Copy every record exactly, and keep the pictures out.

[Items listed in a dataset]
○ ○ ○ ○ ○

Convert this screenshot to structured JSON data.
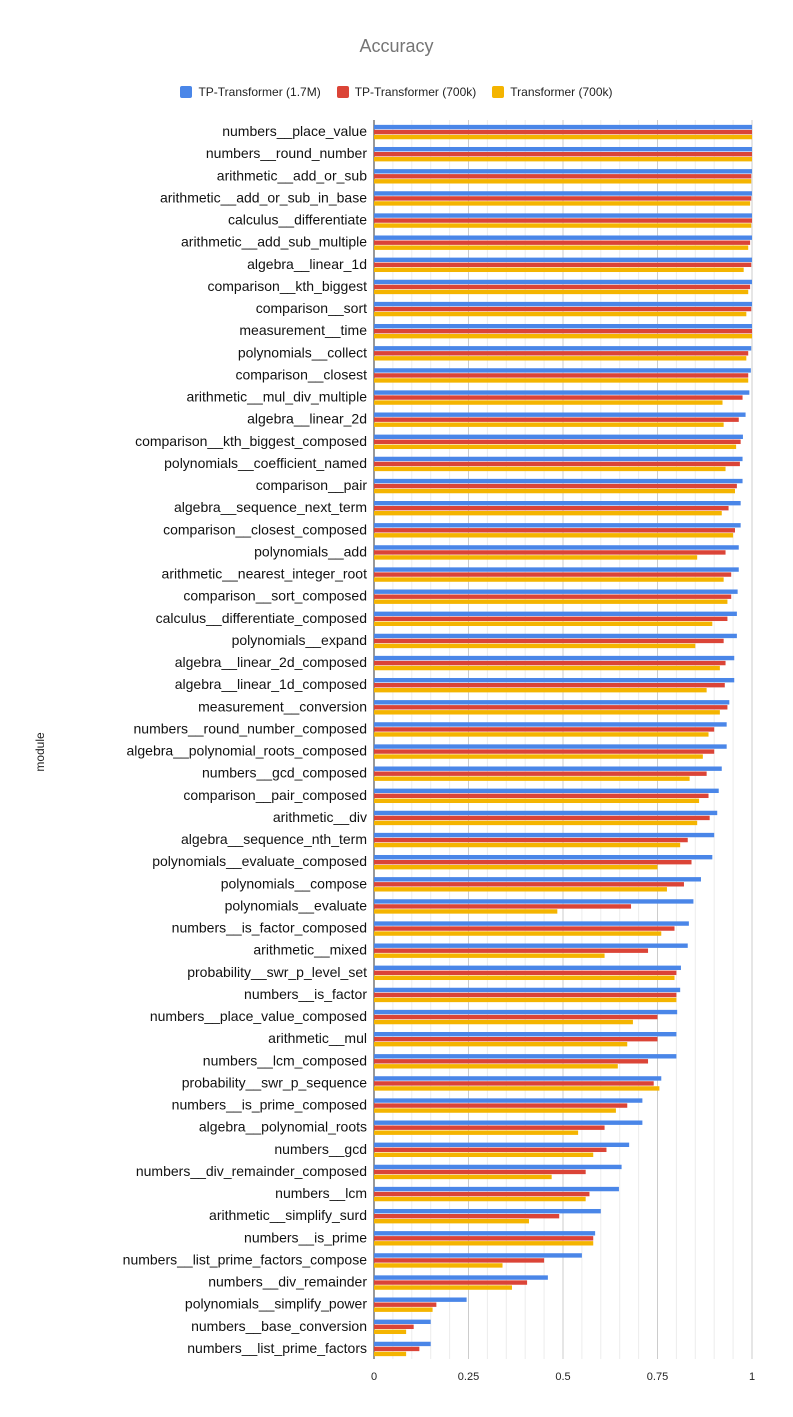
{
  "chart_data": {
    "type": "bar",
    "orientation": "horizontal",
    "title": "Accuracy",
    "xlabel": "",
    "ylabel": "module",
    "xlim": [
      0,
      1
    ],
    "xticks": [
      "0",
      "0.25",
      "0.5",
      "0.75",
      "1"
    ],
    "grid": true,
    "legend_position": "top",
    "categories": [
      "numbers__place_value",
      "numbers__round_number",
      "arithmetic__add_or_sub",
      "arithmetic__add_or_sub_in_base",
      "calculus__differentiate",
      "arithmetic__add_sub_multiple",
      "algebra__linear_1d",
      "comparison__kth_biggest",
      "comparison__sort",
      "measurement__time",
      "polynomials__collect",
      "comparison__closest",
      "arithmetic__mul_div_multiple",
      "algebra__linear_2d",
      "comparison__kth_biggest_composed",
      "polynomials__coefficient_named",
      "comparison__pair",
      "algebra__sequence_next_term",
      "comparison__closest_composed",
      "polynomials__add",
      "arithmetic__nearest_integer_root",
      "comparison__sort_composed",
      "calculus__differentiate_composed",
      "polynomials__expand",
      "algebra__linear_2d_composed",
      "algebra__linear_1d_composed",
      "measurement__conversion",
      "numbers__round_number_composed",
      "algebra__polynomial_roots_composed",
      "numbers__gcd_composed",
      "comparison__pair_composed",
      "arithmetic__div",
      "algebra__sequence_nth_term",
      "polynomials__evaluate_composed",
      "polynomials__compose",
      "polynomials__evaluate",
      "numbers__is_factor_composed",
      "arithmetic__mixed",
      "probability__swr_p_level_set",
      "numbers__is_factor",
      "numbers__place_value_composed",
      "arithmetic__mul",
      "numbers__lcm_composed",
      "probability__swr_p_sequence",
      "numbers__is_prime_composed",
      "algebra__polynomial_roots",
      "numbers__gcd",
      "numbers__div_remainder_composed",
      "numbers__lcm",
      "arithmetic__simplify_surd",
      "numbers__is_prime",
      "numbers__list_prime_factors_compose",
      "numbers__div_remainder",
      "polynomials__simplify_power",
      "numbers__base_conversion",
      "numbers__list_prime_factors"
    ],
    "series": [
      {
        "name": "TP-Transformer (1.7M)",
        "color": "#4a86e8",
        "values": [
          1.0,
          1.0,
          1.0,
          1.0,
          1.0,
          1.0,
          1.0,
          1.0,
          1.0,
          1.0,
          0.998,
          0.997,
          0.993,
          0.983,
          0.976,
          0.975,
          0.975,
          0.97,
          0.97,
          0.965,
          0.965,
          0.962,
          0.96,
          0.96,
          0.953,
          0.953,
          0.94,
          0.933,
          0.933,
          0.92,
          0.912,
          0.908,
          0.9,
          0.895,
          0.865,
          0.845,
          0.833,
          0.83,
          0.812,
          0.81,
          0.802,
          0.8,
          0.8,
          0.76,
          0.71,
          0.71,
          0.675,
          0.655,
          0.648,
          0.6,
          0.585,
          0.55,
          0.46,
          0.245,
          0.15,
          0.15
        ]
      },
      {
        "name": "TP-Transformer (700k)",
        "color": "#db4437",
        "values": [
          1.0,
          1.0,
          0.998,
          0.998,
          1.0,
          0.995,
          0.998,
          0.995,
          0.998,
          1.0,
          0.99,
          0.99,
          0.975,
          0.965,
          0.97,
          0.968,
          0.96,
          0.938,
          0.955,
          0.93,
          0.945,
          0.945,
          0.935,
          0.925,
          0.93,
          0.928,
          0.935,
          0.9,
          0.9,
          0.88,
          0.885,
          0.888,
          0.83,
          0.84,
          0.82,
          0.68,
          0.795,
          0.725,
          0.8,
          0.8,
          0.75,
          0.75,
          0.725,
          0.74,
          0.67,
          0.61,
          0.615,
          0.56,
          0.57,
          0.49,
          0.58,
          0.45,
          0.405,
          0.165,
          0.105,
          0.12
        ]
      },
      {
        "name": "Transformer (700k)",
        "color": "#f4b400",
        "values": [
          1.0,
          1.0,
          0.998,
          0.995,
          0.998,
          0.99,
          0.978,
          0.99,
          0.985,
          1.0,
          0.985,
          0.99,
          0.922,
          0.925,
          0.958,
          0.93,
          0.955,
          0.92,
          0.95,
          0.855,
          0.925,
          0.935,
          0.895,
          0.85,
          0.915,
          0.88,
          0.915,
          0.885,
          0.87,
          0.835,
          0.86,
          0.855,
          0.81,
          0.75,
          0.775,
          0.485,
          0.76,
          0.61,
          0.795,
          0.8,
          0.685,
          0.67,
          0.645,
          0.755,
          0.64,
          0.54,
          0.58,
          0.47,
          0.56,
          0.41,
          0.58,
          0.34,
          0.365,
          0.155,
          0.085,
          0.085
        ]
      }
    ]
  }
}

○ ○ ○ ○ ○

Answer to the task
Convert this screenshot to structured JSON data.
{
  "chart_data": {
    "type": "bar",
    "orientation": "horizontal",
    "title": "Accuracy",
    "xlabel": "",
    "ylabel": "module",
    "xlim": [
      0,
      1
    ],
    "xticks": [
      "0",
      "0.25",
      "0.5",
      "0.75",
      "1"
    ],
    "grid": true,
    "legend_position": "top",
    "categories": [
      "numbers__place_value",
      "numbers__round_number",
      "arithmetic__add_or_sub",
      "arithmetic__add_or_sub_in_base",
      "calculus__differentiate",
      "arithmetic__add_sub_multiple",
      "algebra__linear_1d",
      "comparison__kth_biggest",
      "comparison__sort",
      "measurement__time",
      "polynomials__collect",
      "comparison__closest",
      "arithmetic__mul_div_multiple",
      "algebra__linear_2d",
      "comparison__kth_biggest_composed",
      "polynomials__coefficient_named",
      "comparison__pair",
      "algebra__sequence_next_term",
      "comparison__closest_composed",
      "polynomials__add",
      "arithmetic__nearest_integer_root",
      "comparison__sort_composed",
      "calculus__differentiate_composed",
      "polynomials__expand",
      "algebra__linear_2d_composed",
      "algebra__linear_1d_composed",
      "measurement__conversion",
      "numbers__round_number_composed",
      "algebra__polynomial_roots_composed",
      "numbers__gcd_composed",
      "comparison__pair_composed",
      "arithmetic__div",
      "algebra__sequence_nth_term",
      "polynomials__evaluate_composed",
      "polynomials__compose",
      "polynomials__evaluate",
      "numbers__is_factor_composed",
      "arithmetic__mixed",
      "probability__swr_p_level_set",
      "numbers__is_factor",
      "numbers__place_value_composed",
      "arithmetic__mul",
      "numbers__lcm_composed",
      "probability__swr_p_sequence",
      "numbers__is_prime_composed",
      "algebra__polynomial_roots",
      "numbers__gcd",
      "numbers__div_remainder_composed",
      "numbers__lcm",
      "arithmetic__simplify_surd",
      "numbers__is_prime",
      "numbers__list_prime_factors_compose",
      "numbers__div_remainder",
      "polynomials__simplify_power",
      "numbers__base_conversion",
      "numbers__list_prime_factors"
    ],
    "series": [
      {
        "name": "TP-Transformer (1.7M)",
        "color": "#4a86e8",
        "values": [
          1.0,
          1.0,
          1.0,
          1.0,
          1.0,
          1.0,
          1.0,
          1.0,
          1.0,
          1.0,
          0.998,
          0.997,
          0.993,
          0.983,
          0.976,
          0.975,
          0.975,
          0.97,
          0.97,
          0.965,
          0.965,
          0.962,
          0.96,
          0.96,
          0.953,
          0.953,
          0.94,
          0.933,
          0.933,
          0.92,
          0.912,
          0.908,
          0.9,
          0.895,
          0.865,
          0.845,
          0.833,
          0.83,
          0.812,
          0.81,
          0.802,
          0.8,
          0.8,
          0.76,
          0.71,
          0.71,
          0.675,
          0.655,
          0.648,
          0.6,
          0.585,
          0.55,
          0.46,
          0.245,
          0.15,
          0.15
        ]
      },
      {
        "name": "TP-Transformer (700k)",
        "color": "#db4437",
        "values": [
          1.0,
          1.0,
          0.998,
          0.998,
          1.0,
          0.995,
          0.998,
          0.995,
          0.998,
          1.0,
          0.99,
          0.99,
          0.975,
          0.965,
          0.97,
          0.968,
          0.96,
          0.938,
          0.955,
          0.93,
          0.945,
          0.945,
          0.935,
          0.925,
          0.93,
          0.928,
          0.935,
          0.9,
          0.9,
          0.88,
          0.885,
          0.888,
          0.83,
          0.84,
          0.82,
          0.68,
          0.795,
          0.725,
          0.8,
          0.8,
          0.75,
          0.75,
          0.725,
          0.74,
          0.67,
          0.61,
          0.615,
          0.56,
          0.57,
          0.49,
          0.58,
          0.45,
          0.405,
          0.165,
          0.105,
          0.12
        ]
      },
      {
        "name": "Transformer (700k)",
        "color": "#f4b400",
        "values": [
          1.0,
          1.0,
          0.998,
          0.995,
          0.998,
          0.99,
          0.978,
          0.99,
          0.985,
          1.0,
          0.985,
          0.99,
          0.922,
          0.925,
          0.958,
          0.93,
          0.955,
          0.92,
          0.95,
          0.855,
          0.925,
          0.935,
          0.895,
          0.85,
          0.915,
          0.88,
          0.915,
          0.885,
          0.87,
          0.835,
          0.86,
          0.855,
          0.81,
          0.75,
          0.775,
          0.485,
          0.76,
          0.61,
          0.795,
          0.8,
          0.685,
          0.67,
          0.645,
          0.755,
          0.64,
          0.54,
          0.58,
          0.47,
          0.56,
          0.41,
          0.58,
          0.34,
          0.365,
          0.155,
          0.085,
          0.085
        ]
      }
    ]
  }
}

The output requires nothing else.